[TASK TO COMPLETE]: The listing below should be printed exactly, every line of it. Skip the pictures.

Dataset records on visual material
....................
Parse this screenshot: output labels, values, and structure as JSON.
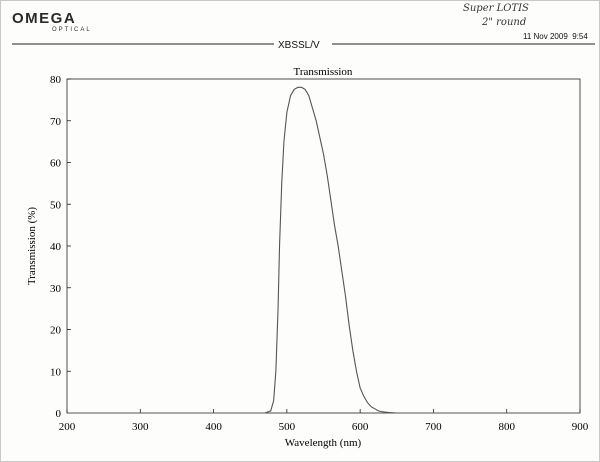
{
  "header": {
    "logo_text": "OMEGA",
    "logo_subtext": "OPTICAL",
    "handwritten_note_line1": "Super LOTIS",
    "handwritten_note_line2": "2\" round",
    "date": "11 Nov 2009",
    "time": "9:54",
    "filter_name": "XBSSL/V"
  },
  "colors": {
    "ink": "#1a1a1a",
    "curve": "#555555",
    "axis": "#222222"
  },
  "chart_data": {
    "type": "line",
    "title": "Transmission",
    "xlabel": "Wavelength (nm)",
    "ylabel": "Transmission (%)",
    "xlim": [
      200,
      900
    ],
    "ylim": [
      0,
      80
    ],
    "x_ticks": [
      200,
      300,
      400,
      500,
      600,
      700,
      800,
      900
    ],
    "y_ticks": [
      0,
      10,
      20,
      30,
      40,
      50,
      60,
      70,
      80
    ],
    "grid": false,
    "series": [
      {
        "x": [
          200,
          300,
          400,
          470,
          478,
          482,
          485,
          488,
          490,
          493,
          496,
          500,
          505,
          510,
          515,
          520,
          525,
          530,
          535,
          540,
          545,
          550,
          555,
          560,
          565,
          570,
          575,
          580,
          585,
          590,
          595,
          600,
          605,
          610,
          615,
          620,
          625,
          630,
          640,
          650,
          700,
          800,
          900
        ],
        "y": [
          0,
          0,
          0,
          0,
          0.5,
          3,
          10,
          25,
          40,
          55,
          65,
          72,
          76,
          77.5,
          78,
          78,
          77.5,
          76,
          73,
          70,
          66,
          62,
          57,
          51,
          45,
          40,
          34,
          28,
          21,
          15,
          10,
          6,
          4,
          2.5,
          1.5,
          1,
          0.5,
          0.3,
          0.1,
          0,
          0,
          0,
          0
        ]
      }
    ]
  }
}
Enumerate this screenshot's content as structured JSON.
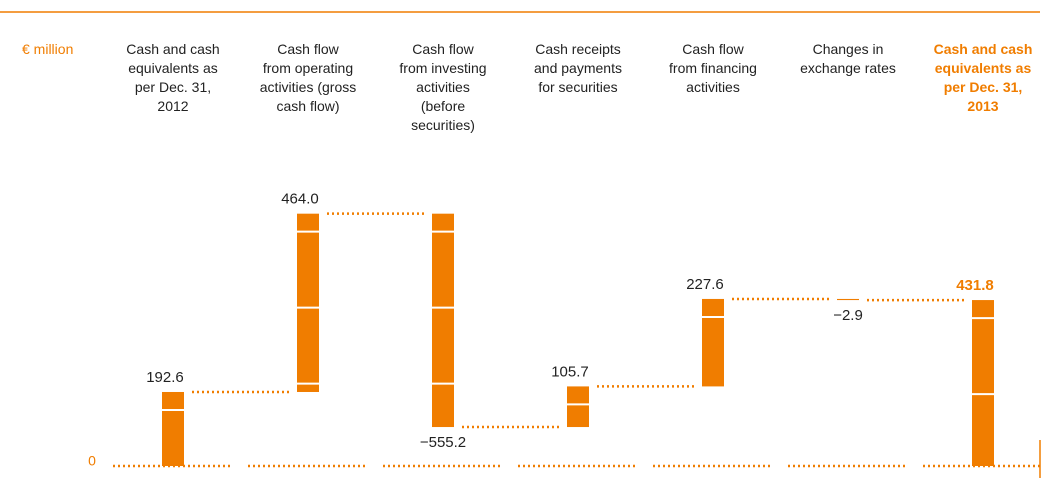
{
  "chart_data": {
    "type": "waterfall",
    "y_label": "€ million",
    "categories": [
      "Cash and cash\nequivalents as\nper Dec. 31,\n2012",
      "Cash flow\nfrom operating\nactivities (gross\ncash flow)",
      "Cash flow\nfrom investing\nactivities\n(before\nsecurities)",
      "Cash receipts\nand payments\nfor securities",
      "Cash flow\nfrom financing\nactivities",
      "Changes in\nexchange rates",
      "Cash and cash\nequivalents as\nper Dec. 31,\n2013"
    ],
    "values": [
      192.6,
      464.0,
      -555.2,
      105.7,
      227.6,
      -2.9,
      431.8
    ],
    "value_labels": [
      "192.6",
      "464.0",
      "−555.2",
      "105.7",
      "227.6",
      "−2.9",
      "431.8"
    ],
    "color": "#f07d00",
    "ylim": [
      0,
      700
    ],
    "yticks": [
      0
    ]
  }
}
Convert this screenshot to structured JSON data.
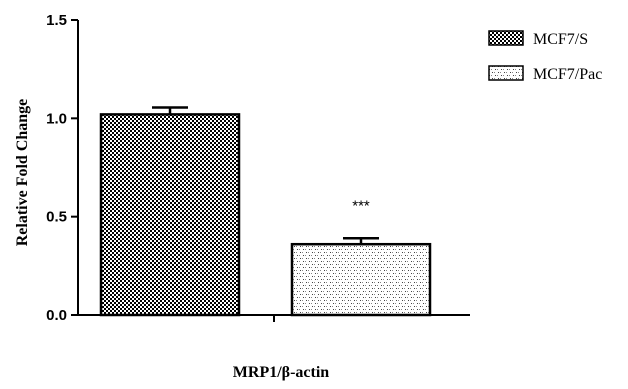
{
  "chart_data": {
    "type": "bar",
    "categories": [
      "MCF7/S",
      "MCF7/Pac"
    ],
    "values": [
      1.02,
      0.36
    ],
    "errors": [
      0.035,
      0.03
    ],
    "annotations": [
      "",
      "***"
    ],
    "title": "",
    "xlabel": "MRP1/β-actin",
    "ylabel": "Relative Fold Change",
    "ylim": [
      0,
      1.5
    ],
    "yticks": [
      "0.0",
      "0.5",
      "1.0",
      "1.5"
    ],
    "grid": false,
    "legend_position": "top-right",
    "colors": {
      "bar_fill": "#ffffff",
      "bar_pattern": "#000000",
      "axis": "#000000"
    },
    "series_patterns": [
      "dense-checker",
      "light-dotted"
    ]
  }
}
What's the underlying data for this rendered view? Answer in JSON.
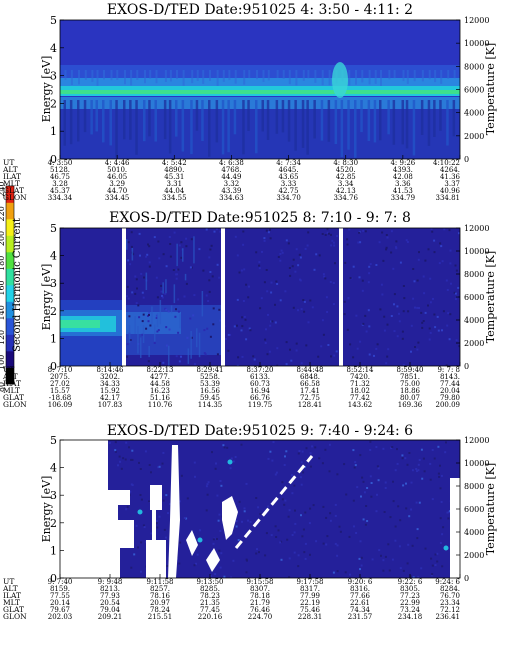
....................
[SOLUTION TO THIS EXERCISE]:
Parse this screenshot: output labels, values, and structure as JSON.
{
  "header": {
    "logo_text": "OMEGA",
    "logo_subtext": "OPTICAL",
    "handwritten_note_line1": "Super LOTIS",
    "handwritten_note_line2": "2\" round",
    "date": "11 Nov 2009",
    "time": "9:54",
    "filter_name": "XBSSL/V"
  },
  "colors": {
    "ink": "#1a1a1a",
    "curve": "#555555",
    "axis": "#222222"
  },
  "chart_data": {
    "type": "line",
    "title": "Transmission",
    "xlabel": "Wavelength (nm)",
    "ylabel": "Transmission (%)",
    "xlim": [
      200,
      900
    ],
    "ylim": [
      0,
      80
    ],
    "x_ticks": [
      200,
      300,
      400,
      500,
      600,
      700,
      800,
      900
    ],
    "y_ticks": [
      0,
      10,
      20,
      30,
      40,
      50,
      60,
      70,
      80
    ],
    "grid": false,
    "series": [
      {
        "x": [
          200,
          300,
          400,
          470,
          478,
          482,
          485,
          488,
          490,
          493,
          496,
          500,
          505,
          510,
          515,
          520,
          525,
          530,
          535,
          540,
          545,
          550,
          555,
          560,
          565,
          570,
          575,
          580,
          585,
          590,
          595,
          600,
          605,
          610,
          615,
          620,
          625,
          630,
          640,
          650,
          700,
          800,
          900
        ],
        "y": [
          0,
          0,
          0,
          0,
          0.5,
          3,
          10,
          25,
          40,
          55,
          65,
          72,
          76,
          77.5,
          78,
          78,
          77.5,
          76,
          73,
          70,
          66,
          62,
          57,
          51,
          45,
          40,
          34,
          28,
          21,
          15,
          10,
          6,
          4,
          2.5,
          1.5,
          1,
          0.5,
          0.3,
          0.1,
          0,
          0,
          0,
          0
        ]
      }
    ]
  }
}
Enumerate this screenshot's content as structured JSON.
{
  "chart_data": {
    "type": "waterfall",
    "y_label": "€ million",
    "categories": [
      "Cash and cash\nequivalents as\nper Dec. 31,\n2012",
      "Cash flow\nfrom operating\nactivities (gross\ncash flow)",
      "Cash flow\nfrom investing\nactivities\n(before\nsecurities)",
      "Cash receipts\nand payments\nfor securities",
      "Cash flow\nfrom financing\nactivities",
      "Changes in\nexchange rates",
      "Cash and cash\nequivalents as\nper Dec. 31,\n2013"
    ],
    "values": [
      192.6,
      464.0,
      -555.2,
      105.7,
      227.6,
      -2.9,
      431.8
    ],
    "value_labels": [
      "192.6",
      "464.0",
      "−555.2",
      "105.7",
      "227.6",
      "−2.9",
      "431.8"
    ],
    "color": "#f07d00",
    "ylim": [
      0,
      700
    ],
    "yticks": [
      0
    ]
  }
}
Convert this screenshot to structured JSON data.
{
  "chart_data": {
    "type": "bar",
    "categories": [
      "MCF7/S",
      "MCF7/Pac"
    ],
    "values": [
      1.02,
      0.36
    ],
    "errors": [
      0.035,
      0.03
    ],
    "annotations": [
      "",
      "***"
    ],
    "title": "",
    "xlabel": "MRP1/β-actin",
    "ylabel": "Relative Fold Change",
    "ylim": [
      0,
      1.5
    ],
    "yticks": [
      "0.0",
      "0.5",
      "1.0",
      "1.5"
    ],
    "grid": false,
    "legend_position": "top-right",
    "colors": {
      "bar_fill": "#ffffff",
      "bar_pattern": "#000000",
      "axis": "#000000"
    },
    "series_patterns": [
      "dense-checker",
      "light-dotted"
    ]
  }
}
What's the underlying data for this rendered view? Answer in JSON.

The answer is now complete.